Exercise aim.
Search the material below for the string "هفته" and extract each line that has it.

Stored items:
=======

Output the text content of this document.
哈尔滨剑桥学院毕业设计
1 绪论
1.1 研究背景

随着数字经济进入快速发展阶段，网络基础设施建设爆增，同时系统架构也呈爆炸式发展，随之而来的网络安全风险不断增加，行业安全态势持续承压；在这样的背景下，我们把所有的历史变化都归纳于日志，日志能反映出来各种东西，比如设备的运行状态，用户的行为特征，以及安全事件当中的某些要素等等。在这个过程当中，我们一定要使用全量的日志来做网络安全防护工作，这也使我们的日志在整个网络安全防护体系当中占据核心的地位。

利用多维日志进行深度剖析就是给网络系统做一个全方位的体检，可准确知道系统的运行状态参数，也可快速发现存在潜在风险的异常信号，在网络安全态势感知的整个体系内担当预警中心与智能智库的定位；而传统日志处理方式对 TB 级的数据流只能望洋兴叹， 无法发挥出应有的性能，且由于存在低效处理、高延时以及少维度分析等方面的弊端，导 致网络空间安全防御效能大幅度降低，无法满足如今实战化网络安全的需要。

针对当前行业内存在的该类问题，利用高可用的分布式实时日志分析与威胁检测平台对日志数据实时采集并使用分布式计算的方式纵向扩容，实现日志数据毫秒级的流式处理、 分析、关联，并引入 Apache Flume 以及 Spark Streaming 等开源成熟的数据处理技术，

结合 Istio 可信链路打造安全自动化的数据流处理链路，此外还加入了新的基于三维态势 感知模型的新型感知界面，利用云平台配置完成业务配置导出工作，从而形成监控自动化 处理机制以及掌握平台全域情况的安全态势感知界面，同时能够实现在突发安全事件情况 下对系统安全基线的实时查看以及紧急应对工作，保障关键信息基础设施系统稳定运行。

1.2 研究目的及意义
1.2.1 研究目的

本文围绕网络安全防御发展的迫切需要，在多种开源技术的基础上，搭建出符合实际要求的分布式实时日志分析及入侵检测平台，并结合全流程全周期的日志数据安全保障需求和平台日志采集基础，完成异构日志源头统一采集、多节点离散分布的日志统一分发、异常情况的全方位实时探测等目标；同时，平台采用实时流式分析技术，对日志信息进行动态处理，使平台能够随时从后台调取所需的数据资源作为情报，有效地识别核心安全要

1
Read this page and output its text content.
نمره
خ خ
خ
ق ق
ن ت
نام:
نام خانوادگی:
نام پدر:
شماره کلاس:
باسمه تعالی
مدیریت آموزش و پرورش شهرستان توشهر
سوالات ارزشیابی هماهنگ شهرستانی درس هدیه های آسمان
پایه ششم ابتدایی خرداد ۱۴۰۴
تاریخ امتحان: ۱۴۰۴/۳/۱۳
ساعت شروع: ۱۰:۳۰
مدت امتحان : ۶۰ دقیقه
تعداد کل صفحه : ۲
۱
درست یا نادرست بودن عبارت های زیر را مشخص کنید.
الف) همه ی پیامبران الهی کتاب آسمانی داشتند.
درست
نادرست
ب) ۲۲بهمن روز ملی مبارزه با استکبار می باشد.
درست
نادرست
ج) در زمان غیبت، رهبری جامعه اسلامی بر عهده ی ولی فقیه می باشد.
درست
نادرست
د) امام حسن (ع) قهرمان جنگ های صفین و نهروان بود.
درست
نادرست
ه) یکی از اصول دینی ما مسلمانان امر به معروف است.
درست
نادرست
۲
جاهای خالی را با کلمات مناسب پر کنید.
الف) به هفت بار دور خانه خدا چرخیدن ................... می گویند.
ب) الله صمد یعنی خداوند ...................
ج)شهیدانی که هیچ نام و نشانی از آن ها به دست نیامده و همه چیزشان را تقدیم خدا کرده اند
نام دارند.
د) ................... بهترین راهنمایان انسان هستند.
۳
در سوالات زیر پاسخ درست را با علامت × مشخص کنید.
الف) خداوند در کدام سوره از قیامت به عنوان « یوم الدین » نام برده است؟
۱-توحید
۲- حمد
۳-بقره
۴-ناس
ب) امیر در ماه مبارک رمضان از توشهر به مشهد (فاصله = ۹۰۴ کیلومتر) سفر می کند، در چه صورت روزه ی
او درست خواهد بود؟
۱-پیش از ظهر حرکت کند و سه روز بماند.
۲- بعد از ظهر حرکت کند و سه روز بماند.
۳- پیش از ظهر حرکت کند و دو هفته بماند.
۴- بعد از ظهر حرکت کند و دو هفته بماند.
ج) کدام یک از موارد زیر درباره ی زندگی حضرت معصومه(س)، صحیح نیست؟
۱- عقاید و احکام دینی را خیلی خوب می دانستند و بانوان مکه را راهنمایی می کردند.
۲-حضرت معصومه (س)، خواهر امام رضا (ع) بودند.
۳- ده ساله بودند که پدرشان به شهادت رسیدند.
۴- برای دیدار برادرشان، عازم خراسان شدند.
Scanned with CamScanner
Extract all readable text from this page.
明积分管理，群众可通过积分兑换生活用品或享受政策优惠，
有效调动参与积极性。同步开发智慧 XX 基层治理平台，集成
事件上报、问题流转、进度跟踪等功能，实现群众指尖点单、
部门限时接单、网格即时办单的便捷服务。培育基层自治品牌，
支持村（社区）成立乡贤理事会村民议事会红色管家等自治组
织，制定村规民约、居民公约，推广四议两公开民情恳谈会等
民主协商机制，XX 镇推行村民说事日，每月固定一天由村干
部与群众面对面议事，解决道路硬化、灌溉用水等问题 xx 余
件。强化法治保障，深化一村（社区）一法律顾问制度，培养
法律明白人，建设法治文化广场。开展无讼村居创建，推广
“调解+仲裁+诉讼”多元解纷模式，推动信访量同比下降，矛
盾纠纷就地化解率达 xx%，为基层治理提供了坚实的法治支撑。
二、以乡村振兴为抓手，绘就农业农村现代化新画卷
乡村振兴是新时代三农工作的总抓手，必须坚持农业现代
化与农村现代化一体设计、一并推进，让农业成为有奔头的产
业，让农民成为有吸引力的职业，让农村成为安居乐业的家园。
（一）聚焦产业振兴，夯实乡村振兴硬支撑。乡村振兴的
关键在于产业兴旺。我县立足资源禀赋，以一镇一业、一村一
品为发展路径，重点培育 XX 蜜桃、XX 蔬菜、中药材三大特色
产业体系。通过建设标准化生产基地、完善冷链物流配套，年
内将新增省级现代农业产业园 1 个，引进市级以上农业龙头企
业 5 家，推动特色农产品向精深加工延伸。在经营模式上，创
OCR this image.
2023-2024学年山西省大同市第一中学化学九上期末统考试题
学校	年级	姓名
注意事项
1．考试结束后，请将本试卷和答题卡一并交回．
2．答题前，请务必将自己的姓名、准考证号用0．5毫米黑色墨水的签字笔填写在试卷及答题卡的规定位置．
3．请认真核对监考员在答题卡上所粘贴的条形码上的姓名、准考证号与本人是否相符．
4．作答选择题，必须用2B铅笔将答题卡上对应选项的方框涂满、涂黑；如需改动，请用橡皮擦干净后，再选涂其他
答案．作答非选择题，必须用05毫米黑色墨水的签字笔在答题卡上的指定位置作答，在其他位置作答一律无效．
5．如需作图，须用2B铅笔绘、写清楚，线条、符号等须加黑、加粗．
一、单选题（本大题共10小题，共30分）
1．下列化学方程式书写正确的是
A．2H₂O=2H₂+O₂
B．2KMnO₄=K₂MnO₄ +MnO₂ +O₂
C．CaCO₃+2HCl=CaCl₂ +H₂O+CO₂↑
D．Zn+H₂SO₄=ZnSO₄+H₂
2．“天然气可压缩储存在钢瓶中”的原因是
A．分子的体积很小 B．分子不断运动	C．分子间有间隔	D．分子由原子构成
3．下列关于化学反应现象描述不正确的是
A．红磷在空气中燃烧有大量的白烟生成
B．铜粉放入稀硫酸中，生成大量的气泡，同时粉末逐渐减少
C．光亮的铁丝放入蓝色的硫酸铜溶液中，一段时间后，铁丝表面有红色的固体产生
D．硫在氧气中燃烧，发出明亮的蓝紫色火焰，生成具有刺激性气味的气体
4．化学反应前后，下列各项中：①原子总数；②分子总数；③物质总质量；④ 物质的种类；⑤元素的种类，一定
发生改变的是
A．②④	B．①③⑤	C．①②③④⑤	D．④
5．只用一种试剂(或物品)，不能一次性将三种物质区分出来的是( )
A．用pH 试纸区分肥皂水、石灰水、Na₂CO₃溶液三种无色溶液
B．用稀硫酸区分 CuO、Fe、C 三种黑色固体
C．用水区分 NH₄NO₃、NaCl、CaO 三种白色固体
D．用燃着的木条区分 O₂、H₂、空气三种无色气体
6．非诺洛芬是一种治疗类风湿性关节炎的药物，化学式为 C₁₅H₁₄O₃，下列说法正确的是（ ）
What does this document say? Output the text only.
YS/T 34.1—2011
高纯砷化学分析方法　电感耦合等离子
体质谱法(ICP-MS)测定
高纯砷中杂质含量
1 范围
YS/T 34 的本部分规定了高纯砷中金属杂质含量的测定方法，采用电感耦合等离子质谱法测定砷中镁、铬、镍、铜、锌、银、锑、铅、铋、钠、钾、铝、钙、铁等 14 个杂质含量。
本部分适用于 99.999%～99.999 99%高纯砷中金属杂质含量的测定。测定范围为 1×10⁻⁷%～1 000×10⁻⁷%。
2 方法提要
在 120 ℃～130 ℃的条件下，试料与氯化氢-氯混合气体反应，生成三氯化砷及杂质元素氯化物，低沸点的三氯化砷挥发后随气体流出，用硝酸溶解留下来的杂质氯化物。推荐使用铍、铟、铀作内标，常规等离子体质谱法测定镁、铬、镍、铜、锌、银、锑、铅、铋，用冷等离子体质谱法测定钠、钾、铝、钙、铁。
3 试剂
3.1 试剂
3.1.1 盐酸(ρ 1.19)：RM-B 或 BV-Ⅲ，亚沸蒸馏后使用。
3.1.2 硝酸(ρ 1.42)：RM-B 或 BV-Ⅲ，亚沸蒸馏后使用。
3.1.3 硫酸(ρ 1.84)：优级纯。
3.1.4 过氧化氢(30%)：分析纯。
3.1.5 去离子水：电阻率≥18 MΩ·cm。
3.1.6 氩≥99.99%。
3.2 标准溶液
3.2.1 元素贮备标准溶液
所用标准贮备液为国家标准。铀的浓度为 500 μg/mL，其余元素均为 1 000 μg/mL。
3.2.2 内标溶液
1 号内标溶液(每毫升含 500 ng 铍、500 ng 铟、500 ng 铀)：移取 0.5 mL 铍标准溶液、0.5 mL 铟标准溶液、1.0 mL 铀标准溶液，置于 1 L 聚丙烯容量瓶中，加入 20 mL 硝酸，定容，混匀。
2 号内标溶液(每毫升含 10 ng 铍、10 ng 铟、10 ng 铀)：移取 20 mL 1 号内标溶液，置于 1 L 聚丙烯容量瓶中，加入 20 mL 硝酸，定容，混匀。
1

=======

Exercise output.
۳- پیش از ظهر حرکت کند و دو هفته بماند.
۴- بعد از ظهر حرکت کند و دو هفته بماند.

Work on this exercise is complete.